- [SET PROBLEM]:
Reproduce the listing verbatim, from its first line down to and including the line containing "legend-swatch bbox=[374, 540, 384, 550]".

- [DATA IN THIS EXERCISE]:

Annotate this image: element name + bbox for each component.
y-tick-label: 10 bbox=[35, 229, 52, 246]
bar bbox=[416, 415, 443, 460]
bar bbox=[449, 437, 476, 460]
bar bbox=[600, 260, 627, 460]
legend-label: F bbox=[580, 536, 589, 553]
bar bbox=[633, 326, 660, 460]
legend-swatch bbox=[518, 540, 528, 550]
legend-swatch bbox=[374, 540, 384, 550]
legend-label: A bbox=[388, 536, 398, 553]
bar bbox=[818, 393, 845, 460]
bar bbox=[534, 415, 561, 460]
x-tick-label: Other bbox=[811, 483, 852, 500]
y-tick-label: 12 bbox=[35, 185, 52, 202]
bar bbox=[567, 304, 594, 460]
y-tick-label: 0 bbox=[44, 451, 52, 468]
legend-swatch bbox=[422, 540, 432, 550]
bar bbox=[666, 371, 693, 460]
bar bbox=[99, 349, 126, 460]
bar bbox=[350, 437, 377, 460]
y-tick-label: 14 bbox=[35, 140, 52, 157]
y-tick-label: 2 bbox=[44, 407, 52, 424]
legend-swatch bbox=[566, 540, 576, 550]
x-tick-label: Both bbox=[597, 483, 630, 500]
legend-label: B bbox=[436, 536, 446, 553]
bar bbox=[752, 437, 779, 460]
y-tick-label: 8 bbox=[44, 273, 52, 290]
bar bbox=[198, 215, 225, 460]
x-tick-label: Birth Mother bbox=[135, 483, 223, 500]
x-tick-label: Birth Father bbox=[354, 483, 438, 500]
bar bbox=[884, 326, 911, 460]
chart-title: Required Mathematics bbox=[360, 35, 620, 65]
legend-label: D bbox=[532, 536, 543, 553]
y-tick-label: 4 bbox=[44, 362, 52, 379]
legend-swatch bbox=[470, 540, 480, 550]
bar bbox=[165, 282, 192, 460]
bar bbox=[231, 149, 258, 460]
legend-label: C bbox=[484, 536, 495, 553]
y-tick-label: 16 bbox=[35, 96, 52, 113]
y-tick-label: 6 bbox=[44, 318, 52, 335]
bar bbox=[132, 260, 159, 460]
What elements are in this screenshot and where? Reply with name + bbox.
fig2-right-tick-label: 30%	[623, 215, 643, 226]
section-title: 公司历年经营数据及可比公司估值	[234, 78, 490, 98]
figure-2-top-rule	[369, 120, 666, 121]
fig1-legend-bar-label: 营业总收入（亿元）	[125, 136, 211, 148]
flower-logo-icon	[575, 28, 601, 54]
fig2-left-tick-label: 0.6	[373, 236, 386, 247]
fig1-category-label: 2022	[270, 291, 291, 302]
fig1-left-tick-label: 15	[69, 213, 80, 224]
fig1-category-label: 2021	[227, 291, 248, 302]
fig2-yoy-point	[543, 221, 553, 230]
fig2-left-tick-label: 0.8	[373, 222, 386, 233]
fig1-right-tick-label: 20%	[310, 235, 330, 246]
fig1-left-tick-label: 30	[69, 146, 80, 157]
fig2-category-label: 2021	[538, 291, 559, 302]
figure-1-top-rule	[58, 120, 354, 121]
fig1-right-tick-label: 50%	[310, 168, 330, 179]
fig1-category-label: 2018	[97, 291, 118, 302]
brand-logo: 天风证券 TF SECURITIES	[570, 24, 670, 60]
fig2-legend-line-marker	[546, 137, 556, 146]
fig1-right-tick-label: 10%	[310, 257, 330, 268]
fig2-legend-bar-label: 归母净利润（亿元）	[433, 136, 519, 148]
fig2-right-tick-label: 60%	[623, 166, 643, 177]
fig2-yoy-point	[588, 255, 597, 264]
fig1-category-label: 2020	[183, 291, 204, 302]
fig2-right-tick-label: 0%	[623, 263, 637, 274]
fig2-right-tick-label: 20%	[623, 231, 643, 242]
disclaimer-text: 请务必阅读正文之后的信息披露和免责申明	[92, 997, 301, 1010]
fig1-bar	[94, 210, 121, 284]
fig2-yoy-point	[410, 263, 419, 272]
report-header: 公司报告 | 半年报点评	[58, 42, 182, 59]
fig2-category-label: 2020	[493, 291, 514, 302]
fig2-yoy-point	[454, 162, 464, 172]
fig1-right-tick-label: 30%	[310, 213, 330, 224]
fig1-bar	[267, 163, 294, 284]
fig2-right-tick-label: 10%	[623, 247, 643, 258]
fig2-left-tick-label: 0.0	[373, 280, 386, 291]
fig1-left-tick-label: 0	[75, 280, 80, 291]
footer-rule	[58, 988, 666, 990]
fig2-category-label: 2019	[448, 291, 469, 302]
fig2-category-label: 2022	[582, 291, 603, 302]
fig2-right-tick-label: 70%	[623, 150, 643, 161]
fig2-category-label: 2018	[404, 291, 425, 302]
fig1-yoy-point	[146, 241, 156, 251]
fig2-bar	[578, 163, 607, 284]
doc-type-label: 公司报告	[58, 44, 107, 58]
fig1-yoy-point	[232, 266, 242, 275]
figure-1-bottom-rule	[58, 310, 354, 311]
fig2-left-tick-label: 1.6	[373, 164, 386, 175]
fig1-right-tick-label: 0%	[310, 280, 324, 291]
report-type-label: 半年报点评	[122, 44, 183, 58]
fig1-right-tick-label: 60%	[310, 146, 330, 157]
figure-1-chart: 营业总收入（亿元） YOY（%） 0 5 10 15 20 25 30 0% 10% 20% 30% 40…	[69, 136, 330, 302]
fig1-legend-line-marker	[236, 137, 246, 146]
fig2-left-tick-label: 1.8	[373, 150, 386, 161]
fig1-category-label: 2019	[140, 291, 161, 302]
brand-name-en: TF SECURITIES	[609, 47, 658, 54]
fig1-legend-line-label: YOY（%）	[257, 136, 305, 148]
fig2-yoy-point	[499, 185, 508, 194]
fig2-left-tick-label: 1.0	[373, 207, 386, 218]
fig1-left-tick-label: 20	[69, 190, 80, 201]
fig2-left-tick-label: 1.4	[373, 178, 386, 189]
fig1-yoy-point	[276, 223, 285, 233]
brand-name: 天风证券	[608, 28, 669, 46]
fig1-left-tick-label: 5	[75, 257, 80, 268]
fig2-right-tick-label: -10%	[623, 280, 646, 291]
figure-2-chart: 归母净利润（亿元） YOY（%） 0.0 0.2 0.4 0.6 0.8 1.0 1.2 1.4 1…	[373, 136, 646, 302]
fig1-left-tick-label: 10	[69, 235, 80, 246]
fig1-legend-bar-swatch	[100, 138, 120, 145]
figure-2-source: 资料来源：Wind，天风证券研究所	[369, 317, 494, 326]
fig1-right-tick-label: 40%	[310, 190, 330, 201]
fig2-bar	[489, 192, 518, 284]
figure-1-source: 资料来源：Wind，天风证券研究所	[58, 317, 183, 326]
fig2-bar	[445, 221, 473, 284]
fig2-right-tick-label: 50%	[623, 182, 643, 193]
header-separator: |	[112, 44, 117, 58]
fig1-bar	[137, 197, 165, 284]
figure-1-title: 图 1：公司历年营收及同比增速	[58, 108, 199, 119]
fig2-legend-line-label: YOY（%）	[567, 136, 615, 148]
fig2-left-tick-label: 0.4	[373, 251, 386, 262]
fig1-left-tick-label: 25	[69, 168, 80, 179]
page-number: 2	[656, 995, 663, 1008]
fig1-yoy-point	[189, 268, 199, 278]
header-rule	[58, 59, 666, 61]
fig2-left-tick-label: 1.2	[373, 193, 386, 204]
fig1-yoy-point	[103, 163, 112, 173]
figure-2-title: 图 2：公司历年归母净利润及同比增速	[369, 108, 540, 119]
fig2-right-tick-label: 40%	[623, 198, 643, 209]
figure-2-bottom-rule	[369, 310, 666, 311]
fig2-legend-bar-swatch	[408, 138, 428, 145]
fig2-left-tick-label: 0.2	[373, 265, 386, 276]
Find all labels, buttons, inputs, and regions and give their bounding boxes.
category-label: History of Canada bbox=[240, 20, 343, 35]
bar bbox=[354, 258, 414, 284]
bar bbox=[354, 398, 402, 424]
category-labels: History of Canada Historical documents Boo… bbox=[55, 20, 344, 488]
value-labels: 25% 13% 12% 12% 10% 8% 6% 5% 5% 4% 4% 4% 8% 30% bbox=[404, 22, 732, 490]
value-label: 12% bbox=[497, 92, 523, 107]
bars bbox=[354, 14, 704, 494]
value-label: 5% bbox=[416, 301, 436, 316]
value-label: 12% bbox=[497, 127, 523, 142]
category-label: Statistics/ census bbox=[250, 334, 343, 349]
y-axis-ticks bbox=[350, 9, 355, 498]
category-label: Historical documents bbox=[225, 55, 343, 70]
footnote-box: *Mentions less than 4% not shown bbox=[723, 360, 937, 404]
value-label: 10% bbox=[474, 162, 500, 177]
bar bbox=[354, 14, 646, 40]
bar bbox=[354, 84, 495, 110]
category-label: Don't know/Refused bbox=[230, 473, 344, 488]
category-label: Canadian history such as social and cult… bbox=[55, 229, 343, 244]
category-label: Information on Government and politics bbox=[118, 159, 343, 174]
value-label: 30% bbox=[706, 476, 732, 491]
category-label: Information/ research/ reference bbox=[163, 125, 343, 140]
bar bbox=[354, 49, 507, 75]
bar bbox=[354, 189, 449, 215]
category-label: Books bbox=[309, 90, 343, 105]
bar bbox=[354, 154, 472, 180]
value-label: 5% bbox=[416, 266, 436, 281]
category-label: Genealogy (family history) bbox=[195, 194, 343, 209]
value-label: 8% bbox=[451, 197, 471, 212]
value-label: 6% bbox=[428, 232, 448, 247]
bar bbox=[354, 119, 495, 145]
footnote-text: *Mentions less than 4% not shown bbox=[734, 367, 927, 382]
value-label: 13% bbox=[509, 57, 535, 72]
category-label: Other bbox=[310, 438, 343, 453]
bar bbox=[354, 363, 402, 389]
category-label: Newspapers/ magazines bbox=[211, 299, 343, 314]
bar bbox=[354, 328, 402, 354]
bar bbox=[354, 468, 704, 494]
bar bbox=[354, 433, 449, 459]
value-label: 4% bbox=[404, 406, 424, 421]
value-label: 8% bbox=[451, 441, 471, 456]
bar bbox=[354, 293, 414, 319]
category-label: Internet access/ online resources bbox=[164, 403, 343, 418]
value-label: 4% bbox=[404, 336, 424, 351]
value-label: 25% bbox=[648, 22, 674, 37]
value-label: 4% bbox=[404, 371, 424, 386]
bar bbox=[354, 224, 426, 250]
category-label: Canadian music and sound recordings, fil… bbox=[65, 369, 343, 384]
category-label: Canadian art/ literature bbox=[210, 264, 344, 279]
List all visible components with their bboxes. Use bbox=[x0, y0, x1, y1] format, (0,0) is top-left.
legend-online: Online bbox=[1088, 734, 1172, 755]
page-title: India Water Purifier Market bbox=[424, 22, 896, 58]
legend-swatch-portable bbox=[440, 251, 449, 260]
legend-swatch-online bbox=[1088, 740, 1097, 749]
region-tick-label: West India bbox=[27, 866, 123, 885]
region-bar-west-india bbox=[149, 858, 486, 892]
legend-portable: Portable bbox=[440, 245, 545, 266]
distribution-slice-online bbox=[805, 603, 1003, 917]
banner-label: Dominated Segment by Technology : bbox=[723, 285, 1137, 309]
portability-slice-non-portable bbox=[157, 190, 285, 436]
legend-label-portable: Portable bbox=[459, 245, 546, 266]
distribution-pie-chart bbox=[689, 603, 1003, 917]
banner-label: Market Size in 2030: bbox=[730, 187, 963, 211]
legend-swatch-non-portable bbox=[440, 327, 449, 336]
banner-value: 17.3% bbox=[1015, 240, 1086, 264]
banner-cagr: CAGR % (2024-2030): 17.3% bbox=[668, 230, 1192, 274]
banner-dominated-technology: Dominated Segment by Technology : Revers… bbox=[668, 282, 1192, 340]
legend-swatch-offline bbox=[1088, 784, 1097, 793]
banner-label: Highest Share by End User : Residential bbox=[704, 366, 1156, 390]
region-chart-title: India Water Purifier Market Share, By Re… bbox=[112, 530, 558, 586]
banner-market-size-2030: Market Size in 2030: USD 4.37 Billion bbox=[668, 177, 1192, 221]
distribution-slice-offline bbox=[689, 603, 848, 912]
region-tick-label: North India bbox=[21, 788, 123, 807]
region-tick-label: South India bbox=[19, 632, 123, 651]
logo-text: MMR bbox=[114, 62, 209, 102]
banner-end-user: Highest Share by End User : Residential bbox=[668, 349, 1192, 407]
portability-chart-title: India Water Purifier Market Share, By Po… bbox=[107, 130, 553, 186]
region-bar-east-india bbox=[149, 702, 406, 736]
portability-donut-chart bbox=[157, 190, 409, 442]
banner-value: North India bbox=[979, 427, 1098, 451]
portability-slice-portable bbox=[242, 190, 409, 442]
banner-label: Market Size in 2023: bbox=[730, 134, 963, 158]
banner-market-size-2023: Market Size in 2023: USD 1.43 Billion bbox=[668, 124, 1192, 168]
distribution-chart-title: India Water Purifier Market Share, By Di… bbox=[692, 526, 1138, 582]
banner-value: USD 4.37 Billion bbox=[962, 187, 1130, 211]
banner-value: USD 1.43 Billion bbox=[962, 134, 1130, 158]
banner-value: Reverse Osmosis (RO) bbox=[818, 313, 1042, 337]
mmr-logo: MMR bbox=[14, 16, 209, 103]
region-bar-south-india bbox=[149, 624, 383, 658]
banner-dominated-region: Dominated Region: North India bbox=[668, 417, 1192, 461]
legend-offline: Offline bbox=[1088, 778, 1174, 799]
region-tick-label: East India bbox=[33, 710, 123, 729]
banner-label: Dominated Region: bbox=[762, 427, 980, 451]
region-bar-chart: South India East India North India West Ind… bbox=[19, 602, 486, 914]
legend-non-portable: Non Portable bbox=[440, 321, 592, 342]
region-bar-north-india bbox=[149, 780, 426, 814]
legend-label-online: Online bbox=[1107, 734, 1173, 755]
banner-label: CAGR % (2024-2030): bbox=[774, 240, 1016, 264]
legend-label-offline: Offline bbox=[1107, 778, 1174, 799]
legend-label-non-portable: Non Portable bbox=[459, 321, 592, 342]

- [EXERCISE RESPONSE]:
Annotate this image: element name + bbox for each component.
y-tick-label: 10 bbox=[35, 229, 52, 246]
bar bbox=[416, 415, 443, 460]
bar bbox=[449, 437, 476, 460]
bar bbox=[600, 260, 627, 460]
legend-label: F bbox=[580, 536, 589, 553]
bar bbox=[633, 326, 660, 460]
legend-swatch bbox=[518, 540, 528, 550]
legend-swatch bbox=[374, 540, 384, 550]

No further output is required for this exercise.